Prosigue el texto sobre la psicoacústica y el diseño de sonido a partir de su última oración.

[FRAGMENTO DE LECTURA]
• • • •
La psicoacústica, la ciencia detrás del diseño de sonido

La psicoacústica es la ciencia comprendida en la psicofísica, que estudia los estímulos físicos de la naturaleza y las respuestas de carácter psicológico después del estímulo físico. En la cinematografía, muchas cintas fueron un gran éxito gracias a la combinación perfecta del sonido con la imagen. Entre las melodías más recordadas tenemos a The Shark theme, creada por John Williams en el thriller: Tiburón, de Steven Spielberg. La cual transmitía un pequeño momento de tranquilidad antes de cualquier situación siniestra.

Gracias al sonido, la experiencia del cine pasa de un plano bidimensional a uno tridimensional, debido a que se amplían los límites de las imágenes que transmiten las emociones al espectador. Aunque el sonido ha sido parte del cine por muchos años, en sus inicios no era una labor reconocida, fue hasta en los premios Óscar de La Academia, en 1980, que la producción Apocalypse now, de Francis Ford Coppola, ganó la estatuilla por Mejor sonido, gracias a Walter Murch, quién inventó el término «Diseño de Sonido» en la industria.
• • • •
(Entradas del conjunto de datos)
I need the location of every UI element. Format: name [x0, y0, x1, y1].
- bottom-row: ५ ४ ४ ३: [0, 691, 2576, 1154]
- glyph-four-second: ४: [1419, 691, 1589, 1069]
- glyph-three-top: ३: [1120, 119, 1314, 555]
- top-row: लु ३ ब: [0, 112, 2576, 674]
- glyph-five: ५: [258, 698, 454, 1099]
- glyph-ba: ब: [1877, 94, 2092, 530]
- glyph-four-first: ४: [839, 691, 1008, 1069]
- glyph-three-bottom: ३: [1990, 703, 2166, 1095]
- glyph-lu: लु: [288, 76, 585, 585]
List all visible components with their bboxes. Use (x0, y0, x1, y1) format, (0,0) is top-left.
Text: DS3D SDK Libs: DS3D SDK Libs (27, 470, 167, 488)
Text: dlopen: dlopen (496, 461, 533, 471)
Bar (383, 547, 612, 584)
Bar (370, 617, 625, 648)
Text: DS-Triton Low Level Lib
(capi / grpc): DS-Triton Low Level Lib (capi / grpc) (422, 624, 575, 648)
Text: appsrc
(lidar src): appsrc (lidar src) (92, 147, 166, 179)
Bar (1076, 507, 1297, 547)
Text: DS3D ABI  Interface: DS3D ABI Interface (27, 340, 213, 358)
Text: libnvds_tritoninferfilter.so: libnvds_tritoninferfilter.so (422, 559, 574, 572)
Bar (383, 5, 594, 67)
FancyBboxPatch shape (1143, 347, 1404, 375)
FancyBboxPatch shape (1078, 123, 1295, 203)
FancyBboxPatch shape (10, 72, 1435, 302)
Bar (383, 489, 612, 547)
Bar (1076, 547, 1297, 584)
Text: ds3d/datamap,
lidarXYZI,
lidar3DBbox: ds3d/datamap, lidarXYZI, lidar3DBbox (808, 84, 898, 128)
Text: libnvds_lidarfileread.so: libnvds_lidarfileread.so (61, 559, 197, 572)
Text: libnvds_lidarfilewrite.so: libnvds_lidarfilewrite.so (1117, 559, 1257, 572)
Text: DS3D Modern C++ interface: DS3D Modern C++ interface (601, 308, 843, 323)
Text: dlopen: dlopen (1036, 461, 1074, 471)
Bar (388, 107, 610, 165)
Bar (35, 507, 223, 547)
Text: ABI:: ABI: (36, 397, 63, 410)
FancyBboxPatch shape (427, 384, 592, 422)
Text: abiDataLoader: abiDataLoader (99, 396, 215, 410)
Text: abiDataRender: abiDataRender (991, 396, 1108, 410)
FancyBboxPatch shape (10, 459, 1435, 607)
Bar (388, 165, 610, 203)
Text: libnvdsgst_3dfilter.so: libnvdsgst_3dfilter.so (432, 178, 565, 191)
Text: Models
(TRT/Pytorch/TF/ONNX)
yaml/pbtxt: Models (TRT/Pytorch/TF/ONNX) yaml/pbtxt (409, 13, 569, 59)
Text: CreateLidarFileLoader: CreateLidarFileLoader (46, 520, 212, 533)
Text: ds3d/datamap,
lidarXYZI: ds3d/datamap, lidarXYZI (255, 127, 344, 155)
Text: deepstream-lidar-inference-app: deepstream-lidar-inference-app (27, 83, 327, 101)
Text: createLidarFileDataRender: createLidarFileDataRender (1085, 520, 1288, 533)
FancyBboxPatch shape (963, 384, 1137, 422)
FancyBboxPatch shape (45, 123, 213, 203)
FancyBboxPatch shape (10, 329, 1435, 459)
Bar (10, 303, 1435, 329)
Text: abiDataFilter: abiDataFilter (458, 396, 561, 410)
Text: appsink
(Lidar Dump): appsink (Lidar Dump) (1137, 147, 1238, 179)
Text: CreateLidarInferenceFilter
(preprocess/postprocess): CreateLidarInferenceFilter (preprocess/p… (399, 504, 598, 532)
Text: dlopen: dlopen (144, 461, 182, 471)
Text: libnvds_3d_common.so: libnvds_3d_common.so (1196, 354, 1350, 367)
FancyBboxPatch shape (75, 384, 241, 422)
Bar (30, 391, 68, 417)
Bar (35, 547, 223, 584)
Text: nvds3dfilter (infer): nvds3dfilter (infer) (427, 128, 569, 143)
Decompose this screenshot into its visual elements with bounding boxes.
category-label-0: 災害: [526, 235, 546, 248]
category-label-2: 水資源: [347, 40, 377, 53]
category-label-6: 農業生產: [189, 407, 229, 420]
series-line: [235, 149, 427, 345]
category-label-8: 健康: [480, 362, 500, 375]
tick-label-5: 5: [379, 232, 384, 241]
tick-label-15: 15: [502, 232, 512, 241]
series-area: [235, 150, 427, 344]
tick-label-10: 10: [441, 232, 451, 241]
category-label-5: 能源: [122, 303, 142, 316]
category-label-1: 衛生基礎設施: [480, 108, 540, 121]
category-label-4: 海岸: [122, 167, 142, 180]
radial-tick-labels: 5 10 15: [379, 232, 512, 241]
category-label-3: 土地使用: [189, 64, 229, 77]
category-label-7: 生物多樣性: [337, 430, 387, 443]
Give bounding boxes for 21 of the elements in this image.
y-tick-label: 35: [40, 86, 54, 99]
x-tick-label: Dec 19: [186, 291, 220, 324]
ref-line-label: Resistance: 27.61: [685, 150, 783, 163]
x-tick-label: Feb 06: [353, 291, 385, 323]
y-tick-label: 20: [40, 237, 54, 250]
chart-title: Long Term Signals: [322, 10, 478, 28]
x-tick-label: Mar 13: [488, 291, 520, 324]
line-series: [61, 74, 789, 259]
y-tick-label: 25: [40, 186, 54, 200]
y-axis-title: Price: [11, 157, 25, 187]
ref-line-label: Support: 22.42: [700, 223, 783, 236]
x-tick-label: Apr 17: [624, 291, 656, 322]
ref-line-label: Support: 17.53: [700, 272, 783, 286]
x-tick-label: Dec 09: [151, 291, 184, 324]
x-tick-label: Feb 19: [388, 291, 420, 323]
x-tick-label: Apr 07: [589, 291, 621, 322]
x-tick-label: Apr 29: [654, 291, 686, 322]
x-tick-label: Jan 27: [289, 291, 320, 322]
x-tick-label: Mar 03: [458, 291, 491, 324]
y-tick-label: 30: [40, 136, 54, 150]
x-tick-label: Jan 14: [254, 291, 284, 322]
• • • •
[RESULTADO]
A partir de ese segundo momento histórico en el séptimo arte, la tecnología nos ha permitido sentir la película en un plano casi real, para que esta resulte creíble se necesita de tres componentes elementales: voces humanas, música y los efectos de sonido, las cuales tienen que estar perfectamente sincronizadas.

El sonido siempre es reconstruido.

El diseño de sonido consiste en apartar los sonidos propios de la grabación, este se modifica para darle una resonancia para crear una nueva realidad sonora. A lo largo de este proceso el sonido cuenta con variables que aportan a la construcción narrativa: el room tone. Este se refiere a la acústica que hay en cada lugar en el que se filma y se graba antes de iniciar la grabación visual. Además, se le otorga un momento de silencio al sonidista para que lo obtenga.

Otros elementos a considerar son los sonidos ambientales, estos pueden ser construidos a partir de las indicaciones del guion y la puesta en cámara, son la principal herramienta para extender el espacio dentro del plano; dicho de otra manera, son los sonidos que envuelven a la escena. Una parte esencial de las producciones cinematográfica son los diálogos. Hay dos tipos: de exposición y de tono. El primero expone y detalla las acciones; mientras que el segundo, se enfoca en el actor, pues este da a conocer los rasgos del carácter de su personaje sin exponer o delatar lo que ya los espectadores ven.

Sin dejar por fuera, están también los foleys o los sonidos incidentales, que son aquellos sonidos que escuchamos intencionalmente en las películas, el rechinar de las puertas, los pasos de los protagonistas; básicamente son las interacciones de los personajes dentro del plano.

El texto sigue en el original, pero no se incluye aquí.